AJAX, on the other hand, is pure HTTP. The only difference between AJAX and a standard web request is that an AJAX request is initiated by client side scripts and the response is available to that same script rather than reloading the page.
In both AJAX and WebSockets, the client scripts can receive data and use it within that same script. That's where the similarities end.
WebSockets set up a permanent connection and both sides can send data at any time, or sit quietly at any time. With AJAX, the client makes a request and the server responds.
For instance, if you were to set up a new message notification system, if you were using WebSockets, then as soon as a new message is available, the server sends it straight to the browser. If there are no new messages, the server stays quiet. If you were using AJAX, the client would periodically send a request to the server, which would always respond, either saying there were no new messages, or delivering the notifications that are pending. There is no way for the server to initiate things on its end, it must wait for the AJAX request.
Server side, things diverge from the traditional PHP web development paradigms. A typical WebSocket server will be a stand alone, CLI application running as a daemon. (If that last sentence doesn't make sense, please spend a while taking the time to really understanding how to administer a server.)
This means that multiple clients will be connecting to the same script, and superglobal variables like $_GET and $_SESSION will be absolutely meaningless. It seems easy to conceptualize in a small use case, but remember that you will most likely want to get information from other parts of your site, which often means using libraries and frameworks that have absolutely no concept of accessing data outside of the HTTP request/response model.
Thus, for simplicity, you'll usually want to stick with AJAX requests and periodic polling, unless you have the means to rethink the network data and possibly re-implement things that your libraries automate, if you're looking to update standard web traffic.
As for the server's loop:
It is not a busy loop, it is an IO blocked loop.
If the server tries to read network data and none is available, the operating system will block (pause) the script and go off to do whatever else needs to be done. In my WS server, I block waiting for network traffic for at most 1 second at a time, before the script returns to check and see if anything else new happened that I should notify my clients of. Typically, this is barely a few milliseconds before the server goes right back to its IO blocked state waiting for new data on the wire. Some others have implemented my server using LibEv, which allows them to respond to events outside of the network IO without having to wait for the block to timeout.

RECORDED INFORMATION.
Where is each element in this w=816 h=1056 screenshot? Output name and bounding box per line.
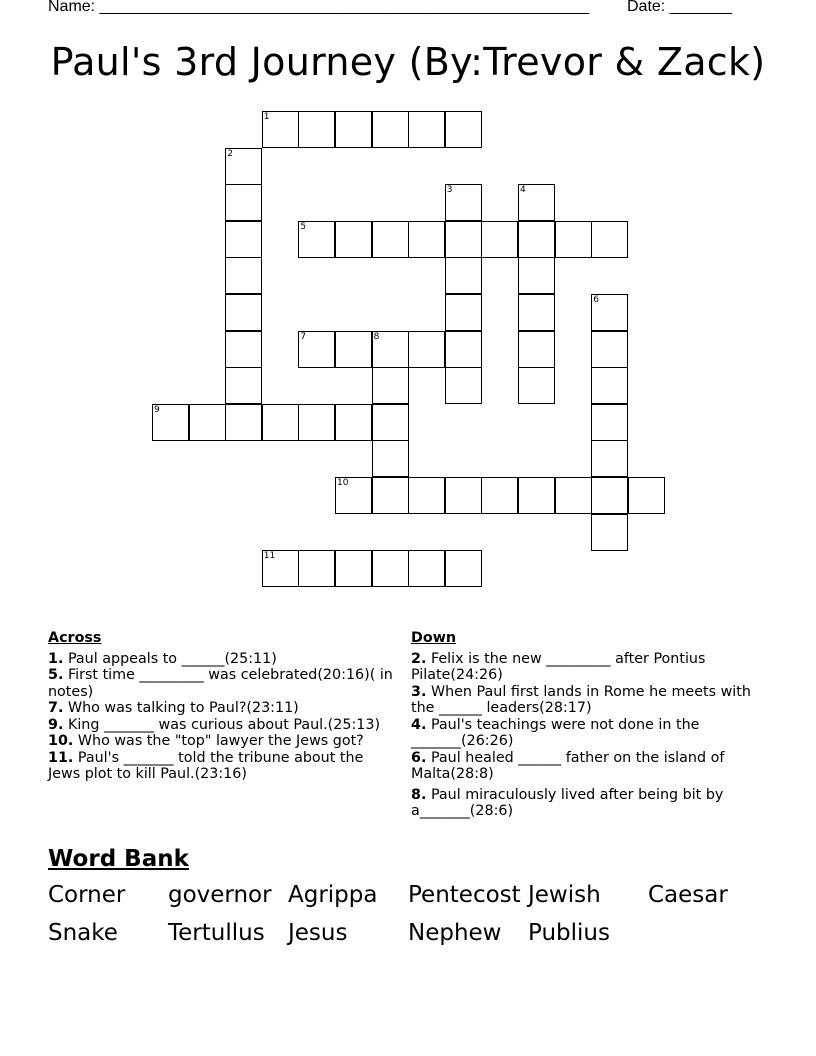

GOALS.
[a] Answer from the passage on AJAX and WebSockets:
(i) What does a typical WebSocket server run as?
(ii) For how long at most does the writer's server block while waiting for network traffic?
(iii) What have some others used with the writer's server to respond to events outside the network IO without waiting for the block to time out?
[b] Carry the passage on AJAX and WebSockets forward from its final sentence.
The lines aren't needed for any of this.

ANSWERS FOR THE EXERCISE.
[a]
(i) A stand alone CLI application running as a daemon.
(ii) 1 second at a time.
(iii) LibEv.

[b]
This is the way nearly every server does things. This is why you can have Apache actively listening and serving web traffic without every server that runs Apache being pegged at 100% CPU usage even when there is no traffic.
In closing, WebSockets is a wonderful technology, but web libraries and frameworks are simply not built to use them. Thus, unless you're working in a system where waiting 3 seconds for a full AJAX request is far, far too long, it's probably best to use AJAX. If you're writing a multiplayer interactive game or a chat system, then you've found a perfect use for WebSockets.
I do heartily encourage everyone to learn WebSockets... but it's not a magic bullet, and few parts of the web are designed in ways where people can get real use out of it.
Yes, sockets are better in many cases.
It's not forever loop with 100% cpu utilizing, it's just liveloop, which exists in each daemon application.
Sync accept operation is where 99.99% of time we are.
Ajax heartbeat is more traffic, more server CPU and memory.
I too am in the learning phase. I have built a php-based websocket server and have it communicating with web pages. Perhaps my 2c perspective is useful.
Getting the websocket server (wss) working using available sources as a starting point is not that difficult, but what to do with it all next is.
The wss runs in CLI version of php. Late model browser loads a normal http or https page containing a request to the wss, along with anything else that page needs to do, a handshake occurs. Communication is then possible directly between browser and wss at the whim of either end. This is low overhead and hence fast and simple. Very cool. What is said over that link needs to be understood by both ends - subprotocol agreement. You may have to roll your own in php and in javascript. No more http headers, urls, etc etc.
The wss is a long-lived, stateful instance of php (very unlike apache etc which forget you on sending the page). An entire app can be run in the wss instance, keeping state for itself and each connected client. It used to be said that php was too leaky for long life but I don't hear that much any more. But I believe you still have to be careful with memory.
However, being a single php instance there is not the usual separation between client instances. For example statics in classes are shared with every class instance and hence every client. So for a single user style app sharing data with a heap of clients this is great. I can see that Ajax type calls can be replaced in this way, but if the app still had to rebuild state to service each client, and then release it to save resources, that seems to lessen the advantage.
Going a step further and keeping truly stateful instances for clients seems like a possible next step. Replicating the traditional session based system is one possibility, alternatively fork new php interpreters and look after communications between parent and children via sockets or suchlike. But this would require resources per client that would be severely limiting for any non-trivial app.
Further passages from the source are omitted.